DATASET ROWS >>
--------------------------------------------------

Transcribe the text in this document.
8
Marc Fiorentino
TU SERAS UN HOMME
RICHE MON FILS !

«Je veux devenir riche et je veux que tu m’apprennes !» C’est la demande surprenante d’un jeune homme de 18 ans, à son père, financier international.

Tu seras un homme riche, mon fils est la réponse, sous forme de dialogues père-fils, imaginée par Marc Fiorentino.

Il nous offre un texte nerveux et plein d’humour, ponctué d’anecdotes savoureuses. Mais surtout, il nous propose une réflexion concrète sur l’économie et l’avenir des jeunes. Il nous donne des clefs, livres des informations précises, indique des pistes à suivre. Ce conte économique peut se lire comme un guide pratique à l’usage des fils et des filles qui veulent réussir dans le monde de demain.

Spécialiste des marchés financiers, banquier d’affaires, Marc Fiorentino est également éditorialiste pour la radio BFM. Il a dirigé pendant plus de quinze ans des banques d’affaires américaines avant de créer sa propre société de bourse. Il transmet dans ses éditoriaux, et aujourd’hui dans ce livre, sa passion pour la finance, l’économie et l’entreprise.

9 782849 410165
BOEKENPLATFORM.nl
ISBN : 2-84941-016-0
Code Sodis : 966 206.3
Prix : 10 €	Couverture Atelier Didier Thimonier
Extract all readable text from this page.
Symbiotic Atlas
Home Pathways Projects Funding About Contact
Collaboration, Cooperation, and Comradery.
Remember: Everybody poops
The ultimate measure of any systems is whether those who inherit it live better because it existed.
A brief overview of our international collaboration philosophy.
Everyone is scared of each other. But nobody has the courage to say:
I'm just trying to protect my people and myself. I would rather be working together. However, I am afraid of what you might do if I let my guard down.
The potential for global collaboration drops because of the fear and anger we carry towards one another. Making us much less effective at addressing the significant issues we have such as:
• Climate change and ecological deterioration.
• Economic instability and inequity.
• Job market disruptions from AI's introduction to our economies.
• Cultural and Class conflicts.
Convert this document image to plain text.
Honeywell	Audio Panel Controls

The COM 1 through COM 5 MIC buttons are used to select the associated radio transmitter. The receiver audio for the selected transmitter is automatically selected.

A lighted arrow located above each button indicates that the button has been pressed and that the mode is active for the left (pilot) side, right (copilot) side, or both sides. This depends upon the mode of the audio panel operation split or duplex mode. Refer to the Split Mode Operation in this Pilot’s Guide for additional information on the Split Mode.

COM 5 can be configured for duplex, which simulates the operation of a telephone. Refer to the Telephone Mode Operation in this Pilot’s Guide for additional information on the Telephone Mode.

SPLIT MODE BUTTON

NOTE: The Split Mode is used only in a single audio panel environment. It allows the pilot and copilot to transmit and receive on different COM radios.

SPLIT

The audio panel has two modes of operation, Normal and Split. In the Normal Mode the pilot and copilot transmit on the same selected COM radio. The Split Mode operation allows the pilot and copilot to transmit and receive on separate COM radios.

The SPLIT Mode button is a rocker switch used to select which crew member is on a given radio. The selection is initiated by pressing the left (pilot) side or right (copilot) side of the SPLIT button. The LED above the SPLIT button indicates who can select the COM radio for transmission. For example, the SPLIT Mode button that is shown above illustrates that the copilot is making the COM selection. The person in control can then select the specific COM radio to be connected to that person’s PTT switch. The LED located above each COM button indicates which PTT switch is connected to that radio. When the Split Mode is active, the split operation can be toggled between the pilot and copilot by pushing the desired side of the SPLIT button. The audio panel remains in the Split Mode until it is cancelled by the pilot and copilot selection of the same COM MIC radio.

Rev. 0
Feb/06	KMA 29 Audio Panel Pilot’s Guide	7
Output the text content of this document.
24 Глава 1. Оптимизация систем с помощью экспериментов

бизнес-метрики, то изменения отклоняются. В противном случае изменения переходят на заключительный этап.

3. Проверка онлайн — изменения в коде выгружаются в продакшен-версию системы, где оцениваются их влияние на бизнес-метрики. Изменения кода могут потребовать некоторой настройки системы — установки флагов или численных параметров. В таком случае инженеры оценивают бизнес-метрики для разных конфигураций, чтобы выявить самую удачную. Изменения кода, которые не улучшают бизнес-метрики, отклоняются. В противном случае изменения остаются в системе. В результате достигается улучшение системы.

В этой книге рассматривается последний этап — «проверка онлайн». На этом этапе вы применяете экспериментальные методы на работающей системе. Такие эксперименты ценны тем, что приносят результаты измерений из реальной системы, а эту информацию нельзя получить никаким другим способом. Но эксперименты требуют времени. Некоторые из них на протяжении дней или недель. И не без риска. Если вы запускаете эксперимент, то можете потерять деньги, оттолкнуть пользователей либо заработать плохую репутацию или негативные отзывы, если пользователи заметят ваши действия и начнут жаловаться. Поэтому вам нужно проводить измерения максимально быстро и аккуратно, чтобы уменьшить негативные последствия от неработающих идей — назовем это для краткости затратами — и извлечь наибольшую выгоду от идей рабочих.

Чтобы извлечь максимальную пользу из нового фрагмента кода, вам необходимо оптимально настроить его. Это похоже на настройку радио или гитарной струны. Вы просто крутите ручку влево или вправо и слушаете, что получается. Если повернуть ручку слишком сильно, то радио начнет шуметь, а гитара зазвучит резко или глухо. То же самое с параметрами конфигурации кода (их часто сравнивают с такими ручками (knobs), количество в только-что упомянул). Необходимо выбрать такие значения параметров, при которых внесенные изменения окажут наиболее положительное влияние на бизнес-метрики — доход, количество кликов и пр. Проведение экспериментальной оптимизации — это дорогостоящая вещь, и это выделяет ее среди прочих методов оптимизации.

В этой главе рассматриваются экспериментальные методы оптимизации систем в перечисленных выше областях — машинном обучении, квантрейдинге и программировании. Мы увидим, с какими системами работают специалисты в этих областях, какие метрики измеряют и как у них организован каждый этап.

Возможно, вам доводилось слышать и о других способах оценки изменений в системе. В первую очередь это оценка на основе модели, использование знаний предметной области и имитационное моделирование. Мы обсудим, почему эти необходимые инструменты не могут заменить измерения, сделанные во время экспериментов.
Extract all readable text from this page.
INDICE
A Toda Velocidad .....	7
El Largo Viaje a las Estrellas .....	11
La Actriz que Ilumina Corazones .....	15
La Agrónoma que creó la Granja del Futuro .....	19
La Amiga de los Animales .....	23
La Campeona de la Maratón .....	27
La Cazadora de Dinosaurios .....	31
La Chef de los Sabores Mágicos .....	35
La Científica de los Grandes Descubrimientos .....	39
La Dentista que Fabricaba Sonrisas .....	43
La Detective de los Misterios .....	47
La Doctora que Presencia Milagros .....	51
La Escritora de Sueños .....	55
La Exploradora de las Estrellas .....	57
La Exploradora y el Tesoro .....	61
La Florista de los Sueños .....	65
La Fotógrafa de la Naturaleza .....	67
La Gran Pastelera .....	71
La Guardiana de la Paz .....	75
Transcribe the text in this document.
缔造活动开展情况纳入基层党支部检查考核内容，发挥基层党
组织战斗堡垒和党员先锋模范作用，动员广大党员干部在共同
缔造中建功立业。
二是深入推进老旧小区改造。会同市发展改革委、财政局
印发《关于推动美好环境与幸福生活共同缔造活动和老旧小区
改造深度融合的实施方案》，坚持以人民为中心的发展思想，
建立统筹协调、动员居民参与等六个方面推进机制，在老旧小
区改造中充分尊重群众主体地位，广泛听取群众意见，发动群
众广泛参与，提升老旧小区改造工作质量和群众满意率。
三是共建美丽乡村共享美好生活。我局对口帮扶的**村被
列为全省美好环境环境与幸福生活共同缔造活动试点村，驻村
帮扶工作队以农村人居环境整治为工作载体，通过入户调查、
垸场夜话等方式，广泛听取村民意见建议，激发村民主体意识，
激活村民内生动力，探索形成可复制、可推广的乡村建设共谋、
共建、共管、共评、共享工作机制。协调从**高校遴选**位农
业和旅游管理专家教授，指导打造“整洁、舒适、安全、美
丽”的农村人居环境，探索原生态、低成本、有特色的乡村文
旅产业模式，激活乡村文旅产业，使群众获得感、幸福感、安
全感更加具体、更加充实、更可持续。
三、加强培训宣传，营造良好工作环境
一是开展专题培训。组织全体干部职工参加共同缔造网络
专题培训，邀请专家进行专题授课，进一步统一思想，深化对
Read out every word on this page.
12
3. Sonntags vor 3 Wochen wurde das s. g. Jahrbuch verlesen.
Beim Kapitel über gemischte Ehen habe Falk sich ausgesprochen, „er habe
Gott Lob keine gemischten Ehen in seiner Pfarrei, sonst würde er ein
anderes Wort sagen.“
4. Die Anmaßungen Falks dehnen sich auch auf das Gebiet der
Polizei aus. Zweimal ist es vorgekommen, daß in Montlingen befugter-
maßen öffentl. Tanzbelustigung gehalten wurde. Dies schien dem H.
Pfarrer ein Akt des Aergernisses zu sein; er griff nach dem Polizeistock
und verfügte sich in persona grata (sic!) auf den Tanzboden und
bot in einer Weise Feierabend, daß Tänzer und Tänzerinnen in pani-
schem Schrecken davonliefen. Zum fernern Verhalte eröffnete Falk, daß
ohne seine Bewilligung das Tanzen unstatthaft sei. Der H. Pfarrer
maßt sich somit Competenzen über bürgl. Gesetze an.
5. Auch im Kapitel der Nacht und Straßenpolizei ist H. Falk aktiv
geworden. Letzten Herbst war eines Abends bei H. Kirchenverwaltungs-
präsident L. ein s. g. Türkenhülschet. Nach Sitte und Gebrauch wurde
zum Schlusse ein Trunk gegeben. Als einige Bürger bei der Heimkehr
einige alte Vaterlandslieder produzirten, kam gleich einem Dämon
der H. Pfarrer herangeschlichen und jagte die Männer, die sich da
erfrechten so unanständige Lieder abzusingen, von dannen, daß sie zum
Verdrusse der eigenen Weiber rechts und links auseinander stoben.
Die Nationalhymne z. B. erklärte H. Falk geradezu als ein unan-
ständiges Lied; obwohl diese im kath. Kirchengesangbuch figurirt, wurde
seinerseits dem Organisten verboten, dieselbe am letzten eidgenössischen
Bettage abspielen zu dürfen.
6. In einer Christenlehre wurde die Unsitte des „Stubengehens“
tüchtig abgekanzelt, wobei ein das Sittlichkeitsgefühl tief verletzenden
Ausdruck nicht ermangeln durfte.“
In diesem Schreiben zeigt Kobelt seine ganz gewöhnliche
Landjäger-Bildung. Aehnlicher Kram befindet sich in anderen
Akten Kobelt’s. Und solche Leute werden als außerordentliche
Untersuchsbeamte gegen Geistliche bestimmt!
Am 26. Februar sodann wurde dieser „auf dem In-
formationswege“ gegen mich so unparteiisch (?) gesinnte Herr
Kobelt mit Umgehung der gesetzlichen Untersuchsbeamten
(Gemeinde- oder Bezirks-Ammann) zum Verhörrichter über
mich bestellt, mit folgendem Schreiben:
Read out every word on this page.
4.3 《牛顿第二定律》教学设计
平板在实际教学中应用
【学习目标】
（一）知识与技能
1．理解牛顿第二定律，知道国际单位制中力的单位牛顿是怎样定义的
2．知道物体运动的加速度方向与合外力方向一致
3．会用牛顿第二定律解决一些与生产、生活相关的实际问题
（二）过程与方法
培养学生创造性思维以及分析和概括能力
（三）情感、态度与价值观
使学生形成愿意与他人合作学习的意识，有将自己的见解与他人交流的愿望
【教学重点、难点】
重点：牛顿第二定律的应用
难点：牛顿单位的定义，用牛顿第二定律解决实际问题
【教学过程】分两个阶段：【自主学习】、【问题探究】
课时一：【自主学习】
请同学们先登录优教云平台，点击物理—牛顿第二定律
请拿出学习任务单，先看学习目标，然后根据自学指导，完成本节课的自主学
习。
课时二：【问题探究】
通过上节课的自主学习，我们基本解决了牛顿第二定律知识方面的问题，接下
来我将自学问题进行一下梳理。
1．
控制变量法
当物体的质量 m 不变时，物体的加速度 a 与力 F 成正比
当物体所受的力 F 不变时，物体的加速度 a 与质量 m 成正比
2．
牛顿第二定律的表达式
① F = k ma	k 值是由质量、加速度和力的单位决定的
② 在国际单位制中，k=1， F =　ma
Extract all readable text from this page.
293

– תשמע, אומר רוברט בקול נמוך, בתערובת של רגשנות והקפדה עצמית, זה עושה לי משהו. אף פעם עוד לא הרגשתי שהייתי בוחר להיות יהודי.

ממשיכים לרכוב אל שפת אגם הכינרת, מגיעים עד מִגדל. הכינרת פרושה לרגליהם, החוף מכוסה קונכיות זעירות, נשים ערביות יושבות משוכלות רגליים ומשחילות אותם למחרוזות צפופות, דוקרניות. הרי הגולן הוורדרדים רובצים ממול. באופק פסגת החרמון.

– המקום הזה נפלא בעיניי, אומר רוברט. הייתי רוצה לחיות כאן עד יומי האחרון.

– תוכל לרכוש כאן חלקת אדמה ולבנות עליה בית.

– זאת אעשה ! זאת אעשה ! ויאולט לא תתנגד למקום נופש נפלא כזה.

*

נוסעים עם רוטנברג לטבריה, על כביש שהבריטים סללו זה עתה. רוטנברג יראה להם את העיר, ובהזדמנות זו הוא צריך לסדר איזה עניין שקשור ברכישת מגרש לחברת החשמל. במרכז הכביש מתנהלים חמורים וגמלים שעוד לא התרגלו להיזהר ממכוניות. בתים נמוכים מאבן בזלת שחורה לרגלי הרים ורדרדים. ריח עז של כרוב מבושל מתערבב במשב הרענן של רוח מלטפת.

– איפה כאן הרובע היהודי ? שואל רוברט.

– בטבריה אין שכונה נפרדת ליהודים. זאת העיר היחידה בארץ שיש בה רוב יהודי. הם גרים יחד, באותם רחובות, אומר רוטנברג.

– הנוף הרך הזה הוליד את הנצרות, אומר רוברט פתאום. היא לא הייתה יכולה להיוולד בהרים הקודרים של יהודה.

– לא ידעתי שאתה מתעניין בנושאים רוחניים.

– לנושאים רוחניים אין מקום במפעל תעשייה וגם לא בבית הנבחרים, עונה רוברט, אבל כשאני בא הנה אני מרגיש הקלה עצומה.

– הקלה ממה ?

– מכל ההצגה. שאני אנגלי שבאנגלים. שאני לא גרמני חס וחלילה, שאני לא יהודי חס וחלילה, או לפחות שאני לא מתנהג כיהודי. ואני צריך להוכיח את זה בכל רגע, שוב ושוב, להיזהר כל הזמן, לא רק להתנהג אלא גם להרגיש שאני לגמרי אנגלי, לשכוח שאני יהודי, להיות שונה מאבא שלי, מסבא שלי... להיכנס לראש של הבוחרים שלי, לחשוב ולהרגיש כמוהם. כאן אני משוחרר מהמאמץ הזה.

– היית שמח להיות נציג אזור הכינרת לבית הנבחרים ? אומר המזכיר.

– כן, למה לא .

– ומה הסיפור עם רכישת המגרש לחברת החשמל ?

--------------------------------------------------

Pull every line containing the word "Pfarrer" out of the material.

SOLUTION TO THE PROBLEM >>
Pfarrer ein Akt des Aergernisses zu sein; er griff nach dem Polizeistock
ohne seine Bewilligung das Tanzen unstatthaft sei. Der H. Pfarrer
der H. Pfarrer herangeschlichen und jagte die Männer, die sich da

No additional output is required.